— BEGIN Records supplied —
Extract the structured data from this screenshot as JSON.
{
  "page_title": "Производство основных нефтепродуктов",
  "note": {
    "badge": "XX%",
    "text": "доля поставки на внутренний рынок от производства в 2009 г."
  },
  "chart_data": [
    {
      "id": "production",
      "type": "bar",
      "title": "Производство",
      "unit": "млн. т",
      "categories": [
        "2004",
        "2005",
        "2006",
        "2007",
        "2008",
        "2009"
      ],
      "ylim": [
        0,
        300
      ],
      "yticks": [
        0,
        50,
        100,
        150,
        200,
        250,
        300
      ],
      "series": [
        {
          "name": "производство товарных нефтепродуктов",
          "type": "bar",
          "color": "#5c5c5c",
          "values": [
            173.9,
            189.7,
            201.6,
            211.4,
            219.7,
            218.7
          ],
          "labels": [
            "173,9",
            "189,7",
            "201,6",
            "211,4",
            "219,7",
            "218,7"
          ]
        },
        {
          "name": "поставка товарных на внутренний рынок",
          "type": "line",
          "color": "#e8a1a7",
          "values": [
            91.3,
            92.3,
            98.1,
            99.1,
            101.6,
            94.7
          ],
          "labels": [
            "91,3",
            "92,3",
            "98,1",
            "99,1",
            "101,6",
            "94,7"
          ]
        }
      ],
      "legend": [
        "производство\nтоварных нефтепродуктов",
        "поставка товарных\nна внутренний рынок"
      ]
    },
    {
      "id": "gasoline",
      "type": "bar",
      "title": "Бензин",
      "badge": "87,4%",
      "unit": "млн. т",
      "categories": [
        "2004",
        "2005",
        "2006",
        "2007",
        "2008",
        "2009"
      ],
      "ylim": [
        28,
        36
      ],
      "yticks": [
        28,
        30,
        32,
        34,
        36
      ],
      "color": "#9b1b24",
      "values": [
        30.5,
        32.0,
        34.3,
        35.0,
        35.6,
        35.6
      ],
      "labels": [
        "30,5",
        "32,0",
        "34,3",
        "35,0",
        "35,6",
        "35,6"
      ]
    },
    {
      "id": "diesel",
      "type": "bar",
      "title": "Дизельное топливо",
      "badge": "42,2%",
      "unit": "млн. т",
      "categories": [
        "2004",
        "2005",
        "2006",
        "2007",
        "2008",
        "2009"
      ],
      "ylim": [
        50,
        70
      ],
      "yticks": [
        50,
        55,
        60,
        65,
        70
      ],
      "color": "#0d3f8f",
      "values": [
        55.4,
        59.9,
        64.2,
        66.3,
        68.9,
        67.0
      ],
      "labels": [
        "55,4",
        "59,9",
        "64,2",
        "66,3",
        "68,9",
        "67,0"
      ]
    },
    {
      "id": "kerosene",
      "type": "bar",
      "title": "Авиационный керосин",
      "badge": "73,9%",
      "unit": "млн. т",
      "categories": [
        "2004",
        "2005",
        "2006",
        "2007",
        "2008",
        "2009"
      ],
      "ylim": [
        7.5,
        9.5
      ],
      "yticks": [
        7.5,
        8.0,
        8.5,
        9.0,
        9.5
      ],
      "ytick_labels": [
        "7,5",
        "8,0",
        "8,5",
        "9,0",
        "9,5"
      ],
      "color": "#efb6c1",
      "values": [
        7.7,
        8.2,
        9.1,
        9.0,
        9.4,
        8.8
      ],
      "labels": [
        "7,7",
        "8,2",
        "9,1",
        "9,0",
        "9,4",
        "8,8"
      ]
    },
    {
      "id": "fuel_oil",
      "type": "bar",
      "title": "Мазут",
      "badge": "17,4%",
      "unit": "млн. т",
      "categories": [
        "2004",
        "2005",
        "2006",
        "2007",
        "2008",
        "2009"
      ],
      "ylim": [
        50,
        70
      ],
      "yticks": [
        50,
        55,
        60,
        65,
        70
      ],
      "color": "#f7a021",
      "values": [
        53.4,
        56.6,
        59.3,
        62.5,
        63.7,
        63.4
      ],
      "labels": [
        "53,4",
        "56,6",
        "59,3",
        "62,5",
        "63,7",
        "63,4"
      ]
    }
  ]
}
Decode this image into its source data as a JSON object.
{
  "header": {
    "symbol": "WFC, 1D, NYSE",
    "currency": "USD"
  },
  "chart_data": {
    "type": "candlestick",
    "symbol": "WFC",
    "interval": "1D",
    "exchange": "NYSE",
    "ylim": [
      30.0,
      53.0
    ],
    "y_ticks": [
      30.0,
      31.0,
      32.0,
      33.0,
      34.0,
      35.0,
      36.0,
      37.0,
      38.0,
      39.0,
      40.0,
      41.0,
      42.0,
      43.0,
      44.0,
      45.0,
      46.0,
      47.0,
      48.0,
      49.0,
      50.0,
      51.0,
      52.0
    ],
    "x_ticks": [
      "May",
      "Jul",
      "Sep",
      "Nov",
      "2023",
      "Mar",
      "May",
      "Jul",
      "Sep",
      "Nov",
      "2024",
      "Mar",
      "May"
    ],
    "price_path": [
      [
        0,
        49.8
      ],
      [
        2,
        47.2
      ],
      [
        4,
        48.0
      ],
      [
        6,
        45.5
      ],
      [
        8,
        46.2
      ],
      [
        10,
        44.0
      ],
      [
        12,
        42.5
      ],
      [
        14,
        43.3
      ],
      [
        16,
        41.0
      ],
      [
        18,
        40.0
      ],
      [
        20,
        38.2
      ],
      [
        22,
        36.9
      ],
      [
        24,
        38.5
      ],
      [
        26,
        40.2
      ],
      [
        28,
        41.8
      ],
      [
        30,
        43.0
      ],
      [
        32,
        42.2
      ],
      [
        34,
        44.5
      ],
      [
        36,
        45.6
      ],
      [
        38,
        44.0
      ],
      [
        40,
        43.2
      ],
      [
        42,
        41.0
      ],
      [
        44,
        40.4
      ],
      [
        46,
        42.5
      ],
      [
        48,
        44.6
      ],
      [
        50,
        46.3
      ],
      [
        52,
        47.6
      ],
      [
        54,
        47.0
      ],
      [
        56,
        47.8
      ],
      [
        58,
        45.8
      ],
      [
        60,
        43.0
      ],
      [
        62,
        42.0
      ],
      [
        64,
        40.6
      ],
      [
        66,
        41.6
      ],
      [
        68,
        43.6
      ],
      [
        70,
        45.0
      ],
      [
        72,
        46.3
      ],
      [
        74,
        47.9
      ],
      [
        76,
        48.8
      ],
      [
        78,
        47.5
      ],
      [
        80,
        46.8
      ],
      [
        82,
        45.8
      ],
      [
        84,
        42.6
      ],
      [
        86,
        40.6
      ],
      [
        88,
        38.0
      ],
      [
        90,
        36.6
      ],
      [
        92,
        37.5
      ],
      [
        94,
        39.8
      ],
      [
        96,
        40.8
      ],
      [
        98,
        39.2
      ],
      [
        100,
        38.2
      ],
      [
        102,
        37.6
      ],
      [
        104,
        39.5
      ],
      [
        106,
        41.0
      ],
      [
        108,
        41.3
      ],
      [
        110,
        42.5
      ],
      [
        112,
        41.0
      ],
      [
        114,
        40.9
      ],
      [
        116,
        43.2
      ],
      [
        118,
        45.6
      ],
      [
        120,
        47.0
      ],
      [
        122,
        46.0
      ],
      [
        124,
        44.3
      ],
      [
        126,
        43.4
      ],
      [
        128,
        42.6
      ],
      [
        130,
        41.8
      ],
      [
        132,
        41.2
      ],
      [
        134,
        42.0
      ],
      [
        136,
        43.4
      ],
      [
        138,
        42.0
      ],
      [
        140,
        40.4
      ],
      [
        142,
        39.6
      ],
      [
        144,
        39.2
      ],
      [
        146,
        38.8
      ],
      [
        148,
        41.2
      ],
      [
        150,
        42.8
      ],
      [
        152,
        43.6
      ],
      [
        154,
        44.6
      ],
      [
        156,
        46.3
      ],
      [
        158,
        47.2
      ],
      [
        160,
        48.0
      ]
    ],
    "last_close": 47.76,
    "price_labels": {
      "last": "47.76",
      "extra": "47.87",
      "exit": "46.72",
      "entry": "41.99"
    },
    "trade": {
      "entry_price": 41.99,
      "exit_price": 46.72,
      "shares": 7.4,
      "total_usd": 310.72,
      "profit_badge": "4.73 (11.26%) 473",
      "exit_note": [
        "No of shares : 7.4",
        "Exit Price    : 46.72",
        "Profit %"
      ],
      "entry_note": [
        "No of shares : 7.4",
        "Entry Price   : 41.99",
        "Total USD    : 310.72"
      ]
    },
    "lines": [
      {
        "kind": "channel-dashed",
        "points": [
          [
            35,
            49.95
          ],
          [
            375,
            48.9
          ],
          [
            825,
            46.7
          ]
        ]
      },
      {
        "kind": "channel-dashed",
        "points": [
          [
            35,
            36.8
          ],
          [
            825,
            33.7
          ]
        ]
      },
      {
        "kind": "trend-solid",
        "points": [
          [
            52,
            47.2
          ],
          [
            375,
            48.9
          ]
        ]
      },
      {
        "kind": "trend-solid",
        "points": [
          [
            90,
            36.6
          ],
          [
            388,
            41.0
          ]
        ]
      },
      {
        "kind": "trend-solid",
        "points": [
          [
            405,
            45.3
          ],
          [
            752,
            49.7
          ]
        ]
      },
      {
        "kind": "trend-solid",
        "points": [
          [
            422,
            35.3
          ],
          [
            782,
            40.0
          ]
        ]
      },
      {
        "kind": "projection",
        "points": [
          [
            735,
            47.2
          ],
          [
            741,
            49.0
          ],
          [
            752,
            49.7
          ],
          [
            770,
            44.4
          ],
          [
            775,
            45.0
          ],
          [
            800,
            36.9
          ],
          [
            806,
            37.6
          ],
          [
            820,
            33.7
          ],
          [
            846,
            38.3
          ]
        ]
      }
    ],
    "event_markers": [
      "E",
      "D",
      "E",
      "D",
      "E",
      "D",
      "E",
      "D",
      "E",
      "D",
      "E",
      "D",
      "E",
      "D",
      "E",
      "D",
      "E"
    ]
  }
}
— END Records supplied —
— BEGIN Records supplied —
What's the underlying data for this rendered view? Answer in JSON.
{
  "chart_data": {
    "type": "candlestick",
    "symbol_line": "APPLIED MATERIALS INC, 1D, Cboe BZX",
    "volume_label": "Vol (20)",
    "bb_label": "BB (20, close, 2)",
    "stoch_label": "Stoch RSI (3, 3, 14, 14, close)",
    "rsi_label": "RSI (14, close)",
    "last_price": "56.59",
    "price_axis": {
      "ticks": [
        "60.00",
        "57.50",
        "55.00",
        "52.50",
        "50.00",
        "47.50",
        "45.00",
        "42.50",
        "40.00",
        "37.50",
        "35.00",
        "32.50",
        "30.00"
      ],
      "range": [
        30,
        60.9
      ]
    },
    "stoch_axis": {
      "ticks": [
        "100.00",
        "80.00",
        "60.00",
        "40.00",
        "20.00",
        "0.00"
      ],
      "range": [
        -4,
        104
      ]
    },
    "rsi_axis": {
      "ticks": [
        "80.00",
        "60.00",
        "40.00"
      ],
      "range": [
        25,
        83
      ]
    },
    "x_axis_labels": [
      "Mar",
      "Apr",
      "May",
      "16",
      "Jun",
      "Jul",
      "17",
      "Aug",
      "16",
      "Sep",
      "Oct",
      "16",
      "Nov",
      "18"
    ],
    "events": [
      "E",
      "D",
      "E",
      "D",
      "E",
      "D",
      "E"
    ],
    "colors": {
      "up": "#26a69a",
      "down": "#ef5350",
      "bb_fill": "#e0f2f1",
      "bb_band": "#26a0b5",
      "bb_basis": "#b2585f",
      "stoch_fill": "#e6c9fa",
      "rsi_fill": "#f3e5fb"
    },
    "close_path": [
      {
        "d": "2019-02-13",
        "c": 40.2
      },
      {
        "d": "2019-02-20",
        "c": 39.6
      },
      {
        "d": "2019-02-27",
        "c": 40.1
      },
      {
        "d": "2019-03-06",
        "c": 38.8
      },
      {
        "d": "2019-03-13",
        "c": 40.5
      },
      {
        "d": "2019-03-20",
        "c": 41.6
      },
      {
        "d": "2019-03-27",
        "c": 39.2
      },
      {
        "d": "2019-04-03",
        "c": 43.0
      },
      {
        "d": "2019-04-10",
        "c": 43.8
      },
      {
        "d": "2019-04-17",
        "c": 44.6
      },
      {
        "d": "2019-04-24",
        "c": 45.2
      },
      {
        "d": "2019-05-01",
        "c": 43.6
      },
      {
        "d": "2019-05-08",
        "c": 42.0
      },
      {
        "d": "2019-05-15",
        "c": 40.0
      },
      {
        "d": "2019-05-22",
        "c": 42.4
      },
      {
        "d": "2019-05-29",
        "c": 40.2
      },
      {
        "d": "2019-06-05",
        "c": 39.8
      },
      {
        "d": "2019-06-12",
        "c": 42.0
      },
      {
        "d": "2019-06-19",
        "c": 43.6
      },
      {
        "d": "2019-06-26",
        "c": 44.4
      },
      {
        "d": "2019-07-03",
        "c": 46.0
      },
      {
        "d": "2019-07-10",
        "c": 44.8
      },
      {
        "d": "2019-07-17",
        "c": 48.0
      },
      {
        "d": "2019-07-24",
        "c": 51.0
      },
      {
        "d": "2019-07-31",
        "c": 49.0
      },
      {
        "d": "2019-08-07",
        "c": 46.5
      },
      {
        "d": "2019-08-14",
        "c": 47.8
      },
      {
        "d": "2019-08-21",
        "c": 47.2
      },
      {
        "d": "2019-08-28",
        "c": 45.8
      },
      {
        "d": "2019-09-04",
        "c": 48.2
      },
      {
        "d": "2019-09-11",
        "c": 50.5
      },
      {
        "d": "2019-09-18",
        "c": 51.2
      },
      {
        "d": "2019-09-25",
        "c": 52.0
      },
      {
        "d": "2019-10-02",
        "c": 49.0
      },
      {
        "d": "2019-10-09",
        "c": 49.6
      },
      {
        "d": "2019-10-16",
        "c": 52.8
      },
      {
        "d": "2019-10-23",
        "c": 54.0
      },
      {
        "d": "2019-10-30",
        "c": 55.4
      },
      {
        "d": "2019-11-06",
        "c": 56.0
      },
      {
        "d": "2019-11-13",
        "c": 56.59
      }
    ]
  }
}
— END Records supplied —
### What to produce
Each line with the string "рынок" in it needs to be found and copied.

### Answer to this task
    "text": "доля поставки на внутренний рынок от производства в 2009 г."
          "name": "поставка товарных на внутренний рынок",
        "поставка товарных\nна внутренний рынок"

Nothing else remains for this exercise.